■ WORK REQUIRED:
Copy out every line exactly, passing over the pictures.

[Chart and figure data]
::::::::

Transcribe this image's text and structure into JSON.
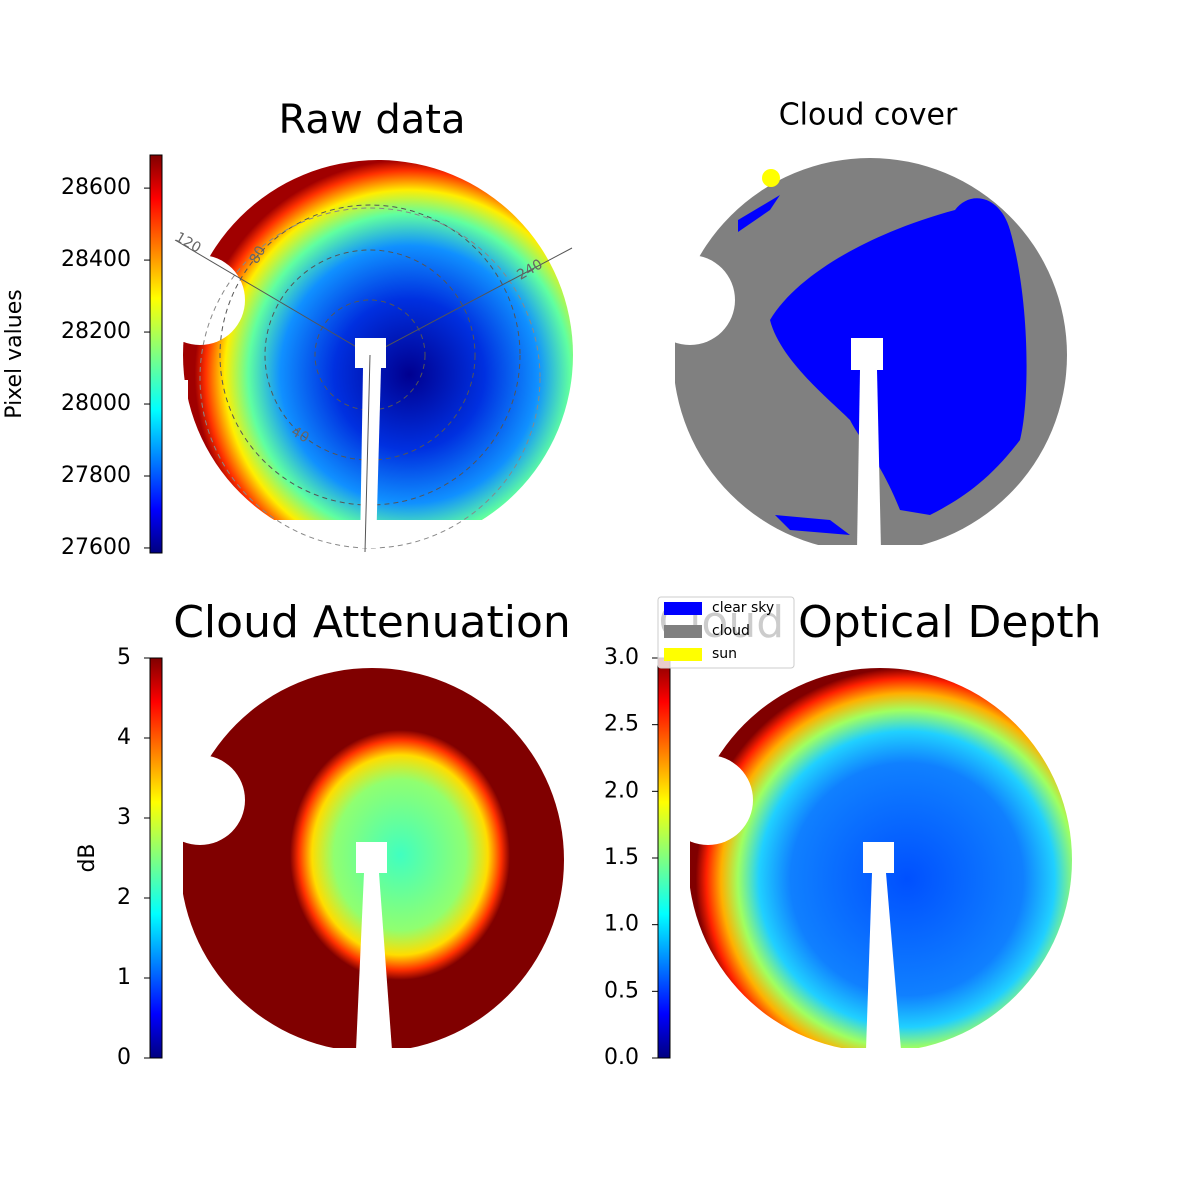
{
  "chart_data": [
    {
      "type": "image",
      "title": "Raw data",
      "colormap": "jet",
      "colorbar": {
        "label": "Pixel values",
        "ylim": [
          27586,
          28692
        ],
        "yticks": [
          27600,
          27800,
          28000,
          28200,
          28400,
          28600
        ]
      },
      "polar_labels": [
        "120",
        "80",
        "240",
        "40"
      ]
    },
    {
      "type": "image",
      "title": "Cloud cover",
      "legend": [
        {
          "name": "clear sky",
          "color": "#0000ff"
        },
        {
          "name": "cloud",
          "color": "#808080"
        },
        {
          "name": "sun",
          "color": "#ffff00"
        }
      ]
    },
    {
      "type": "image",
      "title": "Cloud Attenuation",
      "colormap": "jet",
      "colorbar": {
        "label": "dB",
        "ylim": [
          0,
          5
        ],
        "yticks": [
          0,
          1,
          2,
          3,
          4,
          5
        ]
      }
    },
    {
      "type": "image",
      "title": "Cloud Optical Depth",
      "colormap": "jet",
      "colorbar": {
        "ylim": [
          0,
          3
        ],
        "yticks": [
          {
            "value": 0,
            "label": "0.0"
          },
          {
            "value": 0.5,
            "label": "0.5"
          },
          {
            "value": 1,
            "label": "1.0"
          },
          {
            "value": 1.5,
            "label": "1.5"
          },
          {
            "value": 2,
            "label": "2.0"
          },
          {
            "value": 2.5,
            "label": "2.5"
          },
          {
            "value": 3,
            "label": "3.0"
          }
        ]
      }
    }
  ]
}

::::::::

■ FULL SOLUTION:
Transcribe this image's text and structure into JSON.
{
  "chart_data": [
    {
      "type": "image",
      "title": "Raw data",
      "colormap": "jet",
      "colorbar": {
        "label": "Pixel values",
        "ylim": [
          27586,
          28692
        ],
        "yticks": [
          27600,
          27800,
          28000,
          28200,
          28400,
          28600
        ]
      },
      "polar_labels": [
        "120",
        "80",
        "240",
        "40"
      ]
    },
    {
      "type": "image",
      "title": "Cloud cover",
      "legend": [
        {
          "name": "clear sky",
          "color": "#0000ff"
        },
        {
          "name": "cloud",
          "color": "#808080"
        },
        {
          "name": "sun",
          "color": "#ffff00"
        }
      ]
    },
    {
      "type": "image",
      "title": "Cloud Attenuation",
      "colormap": "jet",
      "colorbar": {
        "label": "dB",
        "ylim": [
          0,
          5
        ],
        "yticks": [
          0,
          1,
          2,
          3,
          4,
          5
        ]
      }
    },
    {
      "type": "image",
      "title": "Cloud Optical Depth",
      "colormap": "jet",
      "colorbar": {
        "ylim": [
          0,
          3
        ],
        "yticks": [
          {
            "value": 0,
            "label": "0.0"
          },
          {
            "value": 0.5,
            "label": "0.5"
          },
          {
            "value": 1,
            "label": "1.0"
          },
          {
            "value": 1.5,
            "label": "1.5"
          },
          {
            "value": 2,
            "label": "2.0"
          },
          {
            "value": 2.5,
            "label": "2.5"
          },
          {
            "value": 3,
            "label": "3.0"
          }
        ]
      }
    }
  ]
}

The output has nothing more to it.